COSA SERVE: Prosegui il testo sugli incidenti in bicicletta a Milano partendo dalla sua ultima frase.

Le statistiche dicono che per ogni ciclista che muore ci sono circa 100 feriti “ufficiali”, ovvero senza contare tutti quelli che non necessitano di visita medica nell’immediato. Quindi è il numero di feriti che dà la dimensione della drammaticità del fenomeno.
Sulla quota di spostamenti la percentuale di feriti in bicicletta è di gran lunga maggiore degli altri mezzi di trasporto.
Anche se manca un dato puntuale a proposito di quanti incidenti ci sono in relazione al numero degli spostamenti in bici che avvengono e ai km percorsi in bicicletta.
A Milano il 36% degli incidenti non è imputabile ad altri. Ed è un dato “esagerato” che tiene in considerazione anche i casi dubbi e che dice in sostanza che per almeno ⅔ degli incidenti la responsabilità non è da imputare al ciclista.
La maggior parte degli incidenti avviene in carreggiate a doppio senso. Piazzale Loreto è il punto di Milano dove succedono più incidenti a Milano.
Obbiettivi dell’Atlante dei morti in bicicletta
L’obbiettivo finale dello studio è la costruzione di una mappa di incidentalità per poter individuare i luoghi dove avviene la maggior parte degli incidenti e dove concentrare gli sforzi di prevenzione.

ESTRATTO DATI:
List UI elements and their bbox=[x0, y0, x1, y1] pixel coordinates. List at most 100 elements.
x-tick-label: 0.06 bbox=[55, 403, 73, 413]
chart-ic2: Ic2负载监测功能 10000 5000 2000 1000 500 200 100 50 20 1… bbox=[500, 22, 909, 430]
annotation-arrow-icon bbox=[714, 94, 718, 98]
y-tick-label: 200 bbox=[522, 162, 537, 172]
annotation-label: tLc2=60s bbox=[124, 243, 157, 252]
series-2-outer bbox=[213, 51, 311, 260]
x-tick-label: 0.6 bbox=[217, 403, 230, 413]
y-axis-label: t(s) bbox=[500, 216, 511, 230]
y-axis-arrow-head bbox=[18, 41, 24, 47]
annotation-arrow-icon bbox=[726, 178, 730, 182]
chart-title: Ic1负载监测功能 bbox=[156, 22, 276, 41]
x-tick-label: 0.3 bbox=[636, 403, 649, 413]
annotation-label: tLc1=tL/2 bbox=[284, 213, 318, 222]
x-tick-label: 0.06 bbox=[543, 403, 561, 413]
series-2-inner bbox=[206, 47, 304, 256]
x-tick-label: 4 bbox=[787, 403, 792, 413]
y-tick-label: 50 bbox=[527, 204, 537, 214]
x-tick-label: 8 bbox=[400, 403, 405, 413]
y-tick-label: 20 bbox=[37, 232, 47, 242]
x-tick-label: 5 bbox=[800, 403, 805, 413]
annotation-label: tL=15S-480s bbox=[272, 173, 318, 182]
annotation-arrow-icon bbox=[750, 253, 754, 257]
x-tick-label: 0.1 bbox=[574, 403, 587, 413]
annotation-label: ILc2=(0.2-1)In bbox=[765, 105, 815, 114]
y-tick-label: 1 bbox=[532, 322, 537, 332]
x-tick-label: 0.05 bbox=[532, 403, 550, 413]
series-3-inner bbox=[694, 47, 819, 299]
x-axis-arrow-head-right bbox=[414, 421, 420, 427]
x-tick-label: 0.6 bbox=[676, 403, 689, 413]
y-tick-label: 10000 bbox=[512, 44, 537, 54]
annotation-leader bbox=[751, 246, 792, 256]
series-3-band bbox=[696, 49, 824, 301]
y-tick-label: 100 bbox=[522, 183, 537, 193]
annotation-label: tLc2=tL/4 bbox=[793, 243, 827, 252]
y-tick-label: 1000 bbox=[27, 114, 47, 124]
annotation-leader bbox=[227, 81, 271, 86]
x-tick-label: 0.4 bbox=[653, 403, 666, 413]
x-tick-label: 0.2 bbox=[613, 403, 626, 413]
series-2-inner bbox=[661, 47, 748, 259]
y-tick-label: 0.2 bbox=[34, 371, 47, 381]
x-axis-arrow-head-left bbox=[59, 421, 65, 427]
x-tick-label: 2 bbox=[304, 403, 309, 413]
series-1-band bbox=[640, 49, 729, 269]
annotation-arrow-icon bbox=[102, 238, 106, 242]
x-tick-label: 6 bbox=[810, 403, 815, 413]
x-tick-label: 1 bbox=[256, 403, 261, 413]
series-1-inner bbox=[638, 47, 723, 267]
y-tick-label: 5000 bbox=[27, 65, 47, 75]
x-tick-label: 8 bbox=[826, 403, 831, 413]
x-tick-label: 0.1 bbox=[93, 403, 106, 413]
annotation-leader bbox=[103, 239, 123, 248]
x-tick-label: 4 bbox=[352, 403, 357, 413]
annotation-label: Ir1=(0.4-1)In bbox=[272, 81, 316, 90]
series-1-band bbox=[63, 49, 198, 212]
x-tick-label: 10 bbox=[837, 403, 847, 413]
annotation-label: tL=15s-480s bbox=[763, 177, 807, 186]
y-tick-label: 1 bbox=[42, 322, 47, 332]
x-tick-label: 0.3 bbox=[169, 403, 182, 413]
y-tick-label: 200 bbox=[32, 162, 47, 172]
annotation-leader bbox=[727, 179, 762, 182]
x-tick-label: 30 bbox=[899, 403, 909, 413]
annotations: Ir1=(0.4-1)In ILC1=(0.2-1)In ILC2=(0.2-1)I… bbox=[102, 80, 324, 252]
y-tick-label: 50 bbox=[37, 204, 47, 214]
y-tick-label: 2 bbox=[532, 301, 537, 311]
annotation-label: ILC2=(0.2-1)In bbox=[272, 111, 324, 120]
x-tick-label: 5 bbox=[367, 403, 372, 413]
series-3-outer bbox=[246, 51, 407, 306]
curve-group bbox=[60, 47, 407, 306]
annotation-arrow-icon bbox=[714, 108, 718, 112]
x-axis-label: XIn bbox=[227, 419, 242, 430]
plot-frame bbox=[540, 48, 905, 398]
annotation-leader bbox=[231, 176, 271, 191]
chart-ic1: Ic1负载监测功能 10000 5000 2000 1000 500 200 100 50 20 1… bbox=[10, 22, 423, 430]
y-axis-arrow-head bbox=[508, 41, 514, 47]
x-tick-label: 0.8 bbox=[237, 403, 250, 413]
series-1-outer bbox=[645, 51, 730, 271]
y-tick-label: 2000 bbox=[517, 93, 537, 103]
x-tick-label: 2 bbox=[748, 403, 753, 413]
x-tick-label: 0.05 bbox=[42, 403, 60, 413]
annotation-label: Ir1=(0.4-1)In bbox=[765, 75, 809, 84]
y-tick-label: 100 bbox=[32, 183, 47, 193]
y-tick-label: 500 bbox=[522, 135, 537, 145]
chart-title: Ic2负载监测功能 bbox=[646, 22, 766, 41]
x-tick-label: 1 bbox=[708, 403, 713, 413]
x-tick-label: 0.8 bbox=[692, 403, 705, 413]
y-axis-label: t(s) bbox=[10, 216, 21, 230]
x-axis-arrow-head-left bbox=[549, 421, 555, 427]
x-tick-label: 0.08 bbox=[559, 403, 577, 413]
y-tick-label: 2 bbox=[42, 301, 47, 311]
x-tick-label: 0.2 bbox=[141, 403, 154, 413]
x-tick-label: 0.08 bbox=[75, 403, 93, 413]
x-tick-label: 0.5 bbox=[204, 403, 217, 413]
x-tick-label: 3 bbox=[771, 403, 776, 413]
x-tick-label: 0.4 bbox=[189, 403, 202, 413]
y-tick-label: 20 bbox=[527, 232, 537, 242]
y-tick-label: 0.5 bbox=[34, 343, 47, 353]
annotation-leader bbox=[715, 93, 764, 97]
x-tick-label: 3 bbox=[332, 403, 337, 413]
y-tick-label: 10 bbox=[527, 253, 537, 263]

SPAZIO RISPOSTA:
Altri obbiettivi della ricerca includono:
- monitorare l’andamento del fenomeno e i risultati ottenuti grazie agli interventi,
- scorporare eventualmente i dati relativi a incidenti che coinvolgono ciclisti, visto che la rivelazione ad oggi è basata sui veicoli coinvolti e non sulle persone,
- istituire un osservatorio nazionale per raggiungere l’obbiettivo precedente.
Bozzuto si augura di riuscire a raccogliere dati sul tipo di bicicletta usato e sul tipo di spostamento che stava conducendo il ciclista coinvolto nell’incidente.
Le riflessioni degli esperti
Su quest’ultimo punto ha insistito anche Marco Mazzei, consigliere comunale di Milano e promotore di diversi OdG nell’ottica di una maggiore democrazia della viabilità.
Mazzei ha sottolineato che il dato sarebbe utile per sfatare la dicotomia tra persone che lavorano e si muovono in auto, e persone in bicicletta che stanno semplicemente facendo un giro (cosa che sarebbe comunque lecita), perché è facile scoprire che molte delle vittime in bici stavano anche loro andando a lavoro.
Il lavoro sulle infrastrutture e sulla messa in sicurezza secondo Mazzei deve andare di pari passo con quello della sensibilizzazione e dell’educazione, perché la mancanza di infrastrutture adatte e piste ciclabili non deve essere un alibi alla responsabilità individuale.
Marco Della Vedova, direttore sportivo ed ex ciclista, ha lanciato un vero allarme per la sicurezza degli sportivi in bicicletta e ha definito “allucinante” il comportamento degli automobilisti nei confronti degli atleti che si allenano in strada, costantemente esposti al pericolo.
Paolo Bozzuto ha detto che la strada da luogo del conflitto è diventata oggetto del conflitto.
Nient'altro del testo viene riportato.